■ AIM OF THE TASK
Copy out all lines of the records in which the word "себя" appears.

Dataset items
--- Start ---
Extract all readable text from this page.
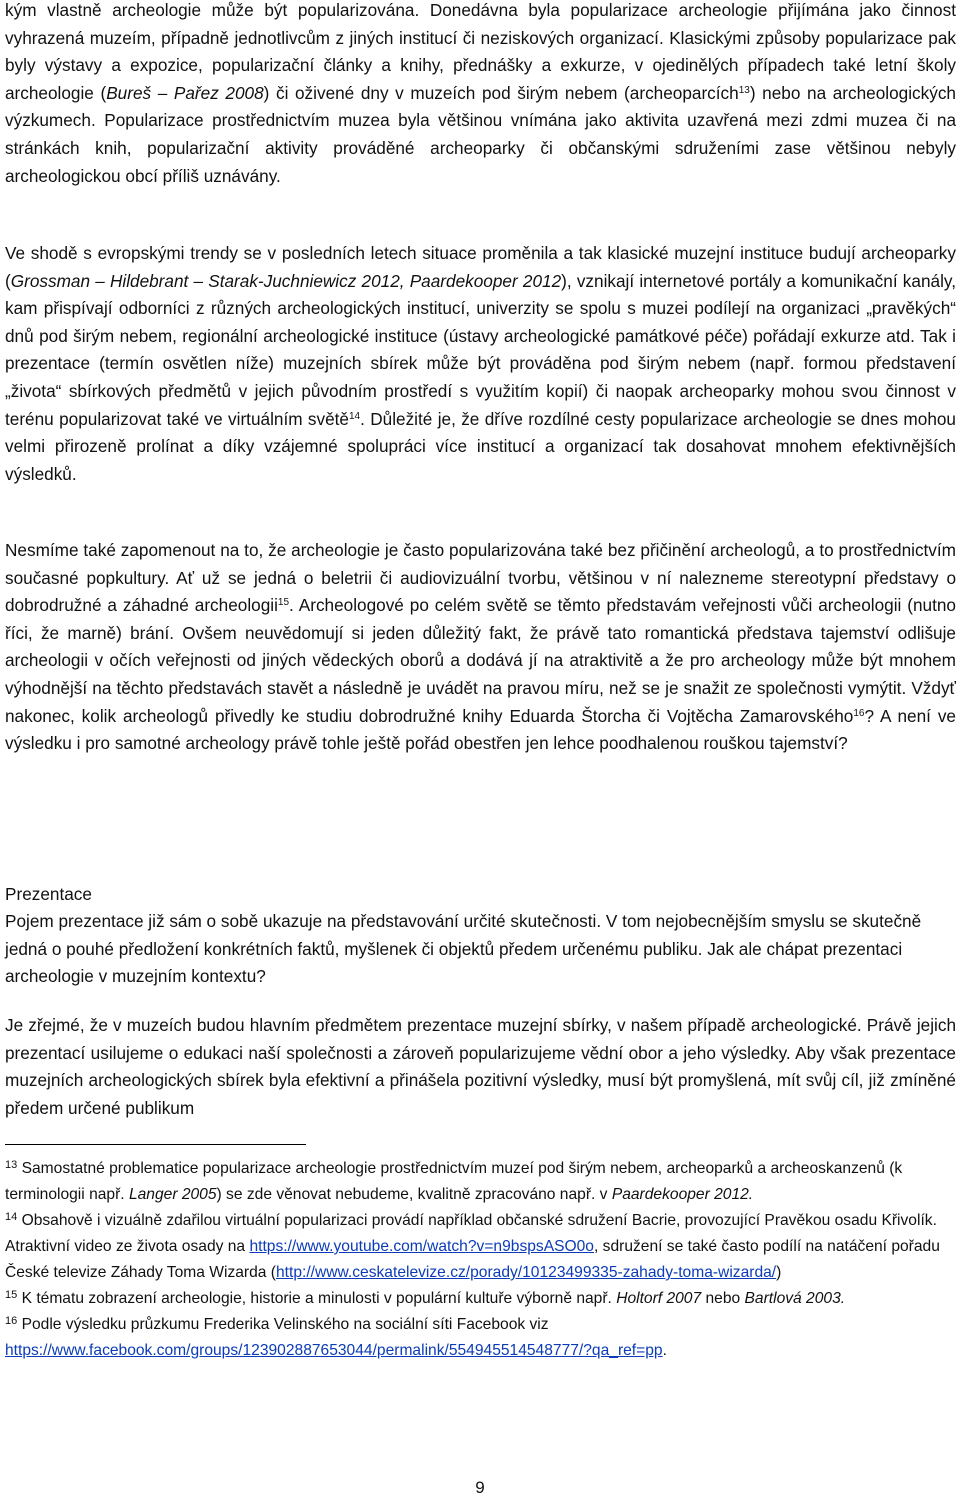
kým vlastně archeologie může být popularizována. Donedávna byla popularizace archeologie přijímána jako činnost vyhrazená muzeím, případně jednotlivcům z jiných institucí či neziskových organizací. Klasickými způsoby popularizace pak byly výstavy a expozice, popularizační články a knihy, přednášky a exkurze, v ojedinělých případech také letní školy archeologie (Bureš – Pařez 2008) či oživené dny v muzeích pod širým nebem (archeoparcích$^{13}$) nebo na archeologických výzkumech. Popularizace prostřednictvím muzea byla většinou vnímána jako aktivita uzavřená mezi zdmi muzea či na stránkách knih, popularizační aktivity prováděné archeoparky či občanskými sdruženími zase většinou nebyly archeologickou obcí příliš uznávány.

Ve shodě s evropskými trendy se v posledních letech situace proměnila a tak klasické muzejní instituce budují archeoparky (Grossman – Hildebrant – Starak-Juchniewicz 2012, Paardekooper 2012), vznikají internetové portály a komunikační kanály, kam přispívají odborníci z různých archeologických institucí, univerzity se spolu s muzei podílejí na organizaci „pravěkých“ dnů pod širým nebem, regionální archeologické instituce (ústavy archeologické památkové péče) pořádají exkurze atd. Tak i prezentace (termín osvětlen níže) muzejních sbírek může být prováděna pod širým nebem (např. formou představení „života“ sbírkových předmětů v jejich původním prostředí s využitím kopií) či naopak archeoparky mohou svou činnost v terénu popularizovat také ve virtuálním světě$^{14}$. Důležité je, že dříve rozdílné cesty popularizace archeologie se dnes mohou velmi přirozeně prolínat a díky vzájemné spolupráci více institucí a organizací tak dosahovat mnohem efektivnějších výsledků.

Nesmíme také zapomenout na to, že archeologie je často popularizována také bez přičinění archeologů, a to prostřednictvím současné popkultury. Ať už se jedná o beletrii či audiovizuální tvorbu, většinou v ní nalezneme stereotypní představy o dobrodružné a záhadné archeologii$^{15}$. Archeologové po celém světě se těmto představám veřejnosti vůči archeologii (nutno říci, že marně) brání. Ovšem neuvědomují si jeden důležitý fakt, že právě tato romantická představa tajemství odlišuje archeologii v očích veřejnosti od jiných vědeckých oborů a dodává jí na atraktivitě a že pro archeology může být mnohem výhodnější na těchto představách stavět a následně je uvádět na pravou míru, než se je snažit ze společnosti vymýtit. Vždyť nakonec, kolik archeologů přivedly ke studiu dobrodružné knihy Eduarda Štorcha či Vojtěcha Zamarovského$^{16}$? A není ve výsledku i pro samotné archeology právě tohle ještě pořád obestřen jen lehce poodhalenou rouškou tajemství?

Prezentace

Pojem prezentace již sám o sobě ukazuje na představování určité skutečnosti. V tom nejobecnějším smyslu se skutečně jedná o pouhé předložení konkrétních faktů, myšlenek či objektů předem určenému publiku. Jak ale chápat prezentaci archeologie v muzejním kontextu?

Je zřejmé, že v muzeích budou hlavním předmětem prezentace muzejní sbírky, v našem případě archeologické. Právě jejich prezentací usilujeme o edukaci naší společnosti a zároveň popularizujeme vědní obor a jeho výsledky. Aby však prezentace muzejních archeologických sbírek byla efektivní a přinášela pozitivní výsledky, musí být promyšlená, mít svůj cíl, již zmíněné předem určené publikum

$^{13}$ Samostatné problematice popularizace archeologie prostřednictvím muzeí pod širým nebem, archeoparků a archeoskanzenů (k terminologii např. Langer 2005) se zde věnovat nebudeme, kvalitně zpracováno např. v Paardekooper 2012.

$^{14}$ Obsahově i vizuálně zdařilou virtuální popularizaci provádí například občanské sdružení Bacrie, provozující Pravěkou osadu Křivolík. Atraktivní video ze života osady na https://www.youtube.com/watch?v=n9bspsASO0o, sdružení se také často podílí na natáčení pořadu České televize Záhady Toma Wizarda (http://www.ceskatelevize.cz/porady/10123499335-zahady-toma-wizarda/)

$^{15}$ K tématu zobrazení archeologie, historie a minulosti v populární kultuře výborně např. Holtorf 2007 nebo Bartlová 2003.

$^{16}$ Podle výsledku průzkumu Frederika Velinského na sociální síti Facebook viz https://www.facebook.com/groups/123902887653044/permalink/554945514548777/?qa_ref=pp.

9
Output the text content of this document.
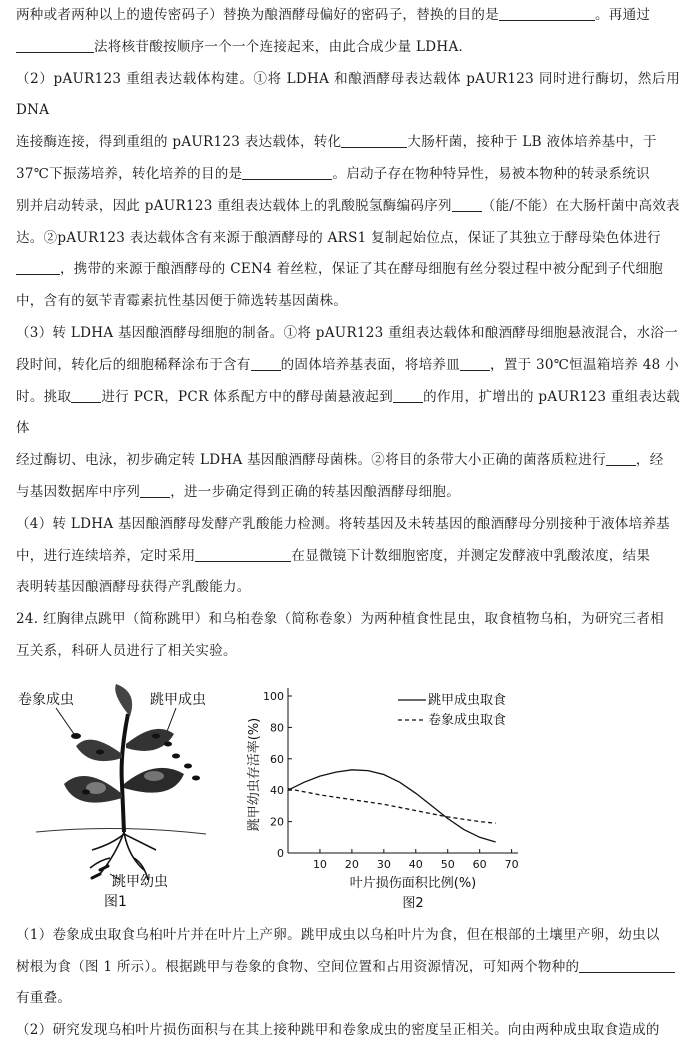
两种或者两种以上的遗传密码子）替换为酿酒酵母偏好的密码子，替换的目的是	。再通过

法将核苷酸按顺序一个一个连接起来，由此合成少量 LDHA．

（2）pAUR123 重组表达载体构建。①将 LDHA 和酿酒酵母表达载体 pAUR123 同时进行酶切，然后用 DNA

连接酶连接，得到重组的 pAUR123 表达载体，转化	大肠杆菌，接种于 LB 液体培养基中，于

37℃下振荡培养，转化培养的目的是	。启动子存在物种特异性，易被本物种的转录系统识

别并启动转录，因此 pAUR123 重组表达载体上的乳酸脱氢酶编码序列 （能/不能）在大肠杆菌中高效表

达。②pAUR123 表达载体含有来源于酿酒酵母的 ARS1 复制起始位点，保证了其独立于酵母染色体进行

，携带的来源于酿酒酵母的 CEN4 着丝粒，保证了其在酵母细胞有丝分裂过程中被分配到子代细胞

中，含有的氨苄青霉素抗性基因便于筛选转基因菌株。

（3）转 LDHA 基因酿酒酵母细胞的制备。①将 pAUR123 重组表达载体和酿酒酵母细胞悬液混合，水浴一

段时间，转化后的细胞稀释涂布于含有 的固体培养基表面，将培养皿 ，置于 30℃恒温箱培养 48 小

时。挑取 进行 PCR，PCR 体系配方中的酵母菌悬液起到 的作用，扩增出的 pAUR123 重组表达载体

经过酶切、电泳，初步确定转 LDHA 基因酿酒酵母菌株。②将目的条带大小正确的菌落质粒进行 ，经

与基因数据库中序列 ，进一步确定得到正确的转基因酿酒酵母细胞。

（4）转 LDHA 基因酿酒酵母发酵产乳酸能力检测。将转基因及未转基因的酿酒酵母分别接种于液体培养基

中，进行连续培养，定时采用	在显微镜下计数细胞密度，并测定发酵液中乳酸浓度，结果

表明转基因酿酒酵母获得产乳酸能力。

24. 红胸律点跳甲（简称跳甲）和乌桕卷象（简称卷象）为两种植食性昆虫，取食植物乌桕，为研究三者相

互关系，科研人员进行了相关实验。

卷象成虫	跳甲成虫
跳甲幼虫
图1
0
20
40
60
80
100
10 20 30 40 50 60 70
叶片损伤面积比例(%)
跳甲幼虫存活率(%)
图2
跳甲成虫取食
卷象成虫取食

（1）卷象成虫取食乌桕叶片并在叶片上产卵。跳甲成虫以乌桕叶片为食，但在根部的土壤里产卵，幼虫以

树根为食（图 1 所示）。根据跳甲与卷象的食物、空间位置和占用资源情况，可知两个物种的

有重叠。

（2）研究发现乌桕叶片损伤面积与在其上接种跳甲和卷象成虫的密度呈正相关。向由两种成虫取食造成的
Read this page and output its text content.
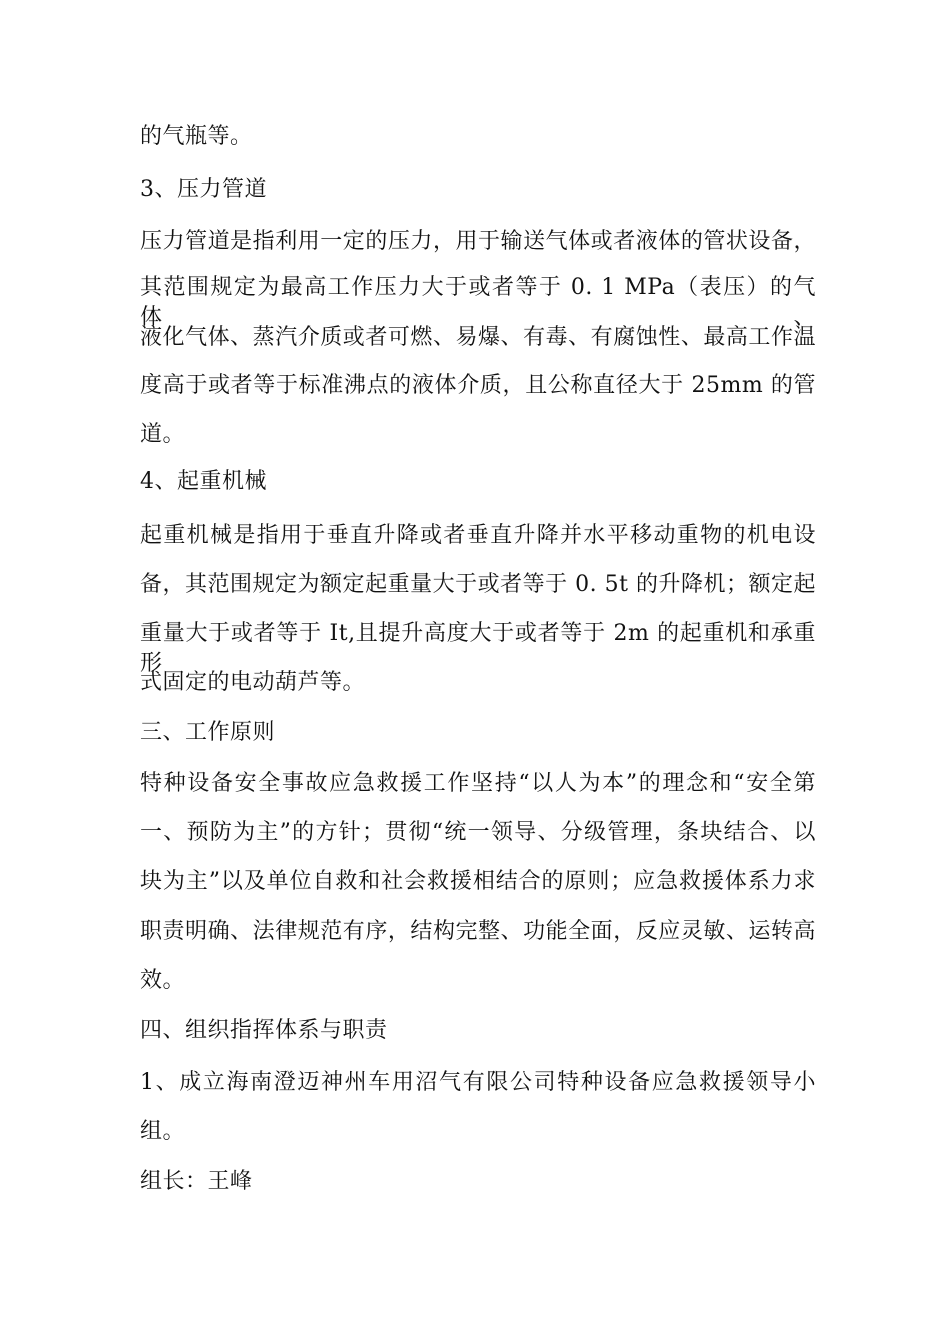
的气瓶等。
3、压力管道
压力管道是指利用一定的压力，用于输送气体或者液体的管状设备，
其范围规定为最高工作压力大于或者等于 0. 1 MPa（表压）的气体、
液化气体、蒸汽介质或者可燃、易爆、有毒、有腐蚀性、最高工作温
度高于或者等于标准沸点的液体介质，且公称直径大于 25mm 的管
道。
4、起重机械
起重机械是指用于垂直升降或者垂直升降并水平移动重物的机电设
备，其范围规定为额定起重量大于或者等于 0. 5t 的升降机；额定起
重量大于或者等于 It,且提升高度大于或者等于 2m 的起重机和承重形
式固定的电动葫芦等。
三、工作原则
特种设备安全事故应急救援工作坚持“以人为本”的理念和“安全第
一、预防为主”的方针；贯彻“统一领导、分级管理，条块结合、以
块为主”以及单位自救和社会救援相结合的原则；应急救援体系力求
职责明确、法律规范有序，结构完整、功能全面，反应灵敏、运转高
效。
四、组织指挥体系与职责
1、成立海南澄迈神州车用沼气有限公司特种设备应急救援领导小
组。
组长：王峰
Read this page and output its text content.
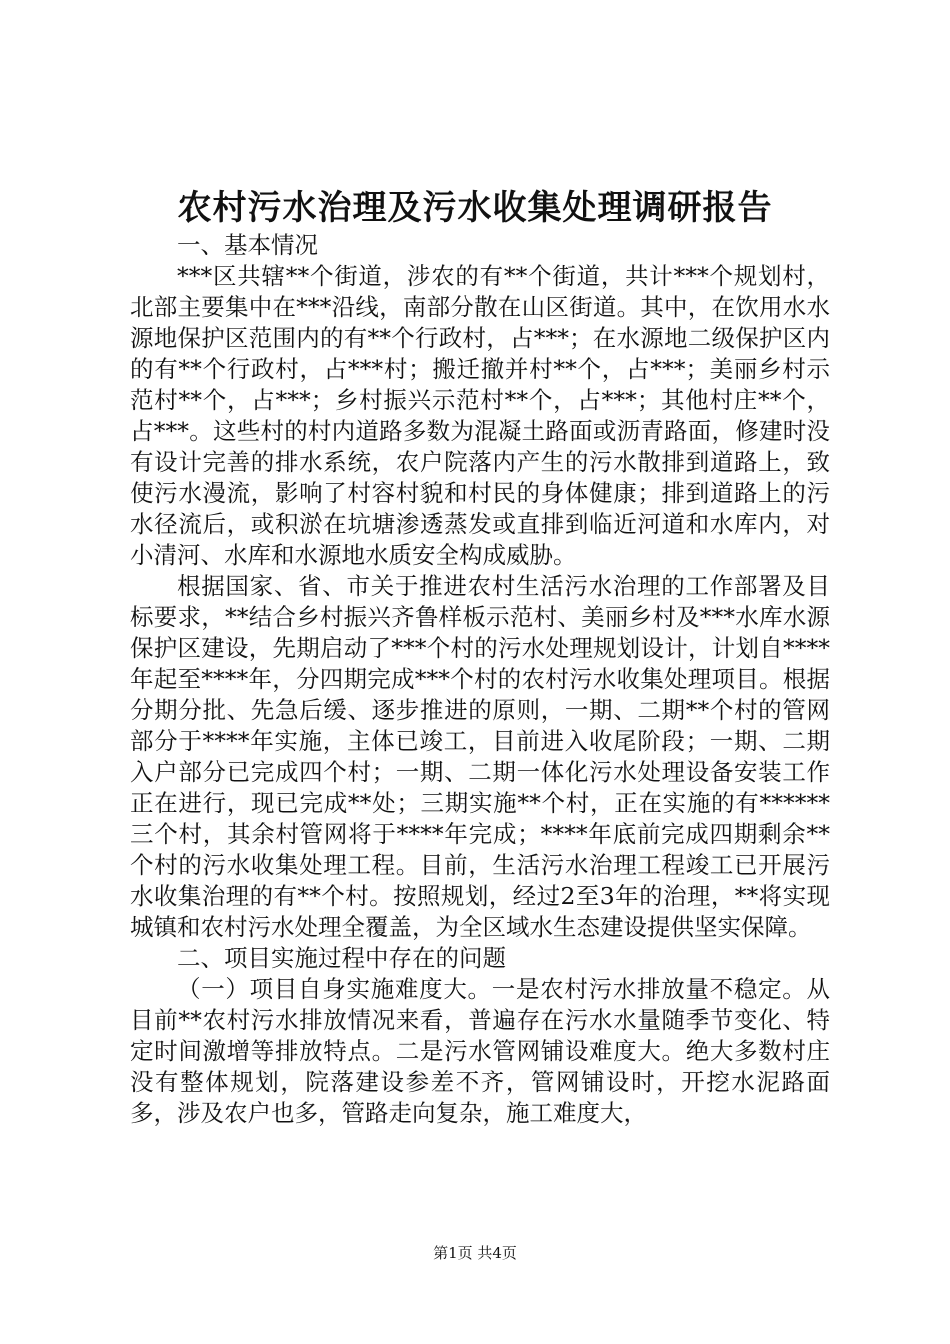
农村污水治理及污水收集处理调研报告

一、基本情况

***区共辖**个街道，涉农的有**个街道，共计***个规划村，北部主要集中在***沿线，南部分散在山区街道。其中，在饮用水水源地保护区范围内的有**个行政村，占***；在水源地二级保护区内的有**个行政村，占***村；搬迁撤并村**个，占***；美丽乡村示范村**个，占***；乡村振兴示范村**个，占***；其他村庄**个，占***。这些村的村内道路多数为混凝土路面或沥青路面，修建时没有设计完善的排水系统，农户院落内产生的污水散排到道路上，致使污水漫流，影响了村容村貌和村民的身体健康；排到道路上的污水径流后，或积淤在坑塘渗透蒸发或直排到临近河道和水库内，对小清河、水库和水源地水质安全构成威胁。

根据国家、省、市关于推进农村生活污水治理的工作部署及目标要求，**结合乡村振兴齐鲁样板示范村、美丽乡村及***水库水源保护区建设，先期启动了***个村的污水处理规划设计，计划自****年起至****年，分四期完成***个村的农村污水收集处理项目。根据分期分批、先急后缓、逐步推进的原则，一期、二期**个村的管网部分于****年实施，主体已竣工，目前进入收尾阶段；一期、二期入户部分已完成四个村；一期、二期一体化污水处理设备安装工作正在进行，现已完成**处；三期实施**个村，正在实施的有******三个村，其余村管网将于****年完成；****年底前完成四期剩余**个村的污水收集处理工程。目前，生活污水治理工程竣工已开展污水收集治理的有**个村。按照规划，经过2至3年的治理，**将实现城镇和农村污水处理全覆盖，为全区域水生态建设提供坚实保障。

二、项目实施过程中存在的问题

（一）项目自身实施难度大。一是农村污水排放量不稳定。从目前**农村污水排放情况来看，普遍存在污水水量随季节变化、特定时间激增等排放特点。二是污水管网铺设难度大。绝大多数村庄没有整体规划，院落建设参差不齐，管网铺设时，开挖水泥路面多，涉及农户也多，管路走向复杂，施工难度大，

第1页 共4页
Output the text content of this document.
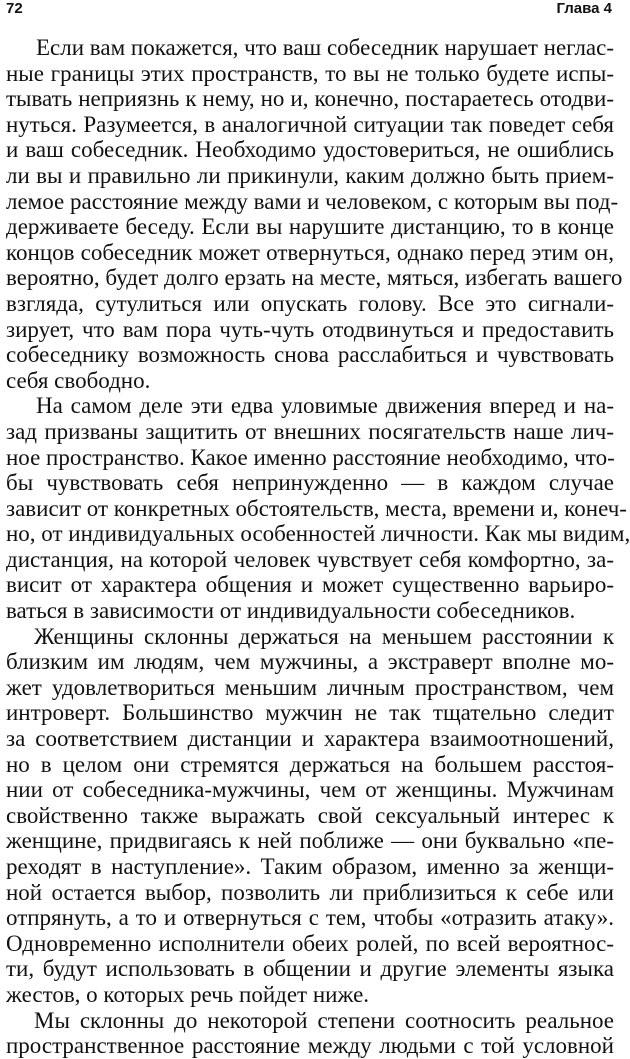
72	Глава 4

Если вам покажется, что ваш собеседник нарушает неглас-
ные границы этих пространств, то вы не только будете испы-
тывать неприязнь к нему, но и, конечно, постараетесь отодви-
нуться. Разумеется, в аналогичной ситуации так поведет себя
и ваш собеседник. Необходимо удостовериться, не ошиблись
ли вы и правильно ли прикинули, каким должно быть прием-
лемое расстояние между вами и человеком, с которым вы под-
держиваете беседу. Если вы нарушите дистанцию, то в конце
концов собеседник может отвернуться, однако перед этим он,
вероятно, будет долго ерзать на месте, мяться, избегать вашего
взгляда, сутулиться или опускать голову. Все это сигнали-
зирует, что вам пора чуть-чуть отодвинуться и предоставить
собеседнику возможность снова расслабиться и чувствовать
себя свободно.

На самом деле эти едва уловимые движения вперед и на-
зад призваны защитить от внешних посягательств наше лич-
ное пространство. Какое именно расстояние необходимо, что-
бы чувствовать себя непринужденно — в каждом случае
зависит от конкретных обстоятельств, места, времени и, конеч-
но, от индивидуальных особенностей личности. Как мы видим,
дистанция, на которой человек чувствует себя комфортно, за-
висит от характера общения и может существенно варьиро-
ваться в зависимости от индивидуальности собеседников.

Женщины склонны держаться на меньшем расстоянии к
близким им людям, чем мужчины, а экстраверт вполне мо-
жет удовлетвориться меньшим личным пространством, чем
интроверт. Большинство мужчин не так тщательно следит
за соответствием дистанции и характера взаимоотношений,
но в целом они стремятся держаться на большем расстоя-
нии от собеседника-мужчины, чем от женщины. Мужчинам
свойственно также выражать свой сексуальный интерес к
женщине, придвигаясь к ней поближе — они буквально «пе-
реходят в наступление». Таким образом, именно за женщи-
ной остается выбор, позволить ли приблизиться к себе или
отпрянуть, а то и отвернуться с тем, чтобы «отразить атаку».
Одновременно исполнители обеих ролей, по всей вероятнос-
ти, будут использовать в общении и другие элементы языка
жестов, о которых речь пойдет ниже.

Мы склонны до некоторой степени соотносить реальное
пространственное расстояние между людьми с той условной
--- End ---
■ REPLY TO THE TASK
нуться. Разумеется, в аналогичной ситуации так поведет себя
себя свободно.
бы чувствовать себя непринужденно — в каждом случае
дистанция, на которой человек чувствует себя комфортно, за-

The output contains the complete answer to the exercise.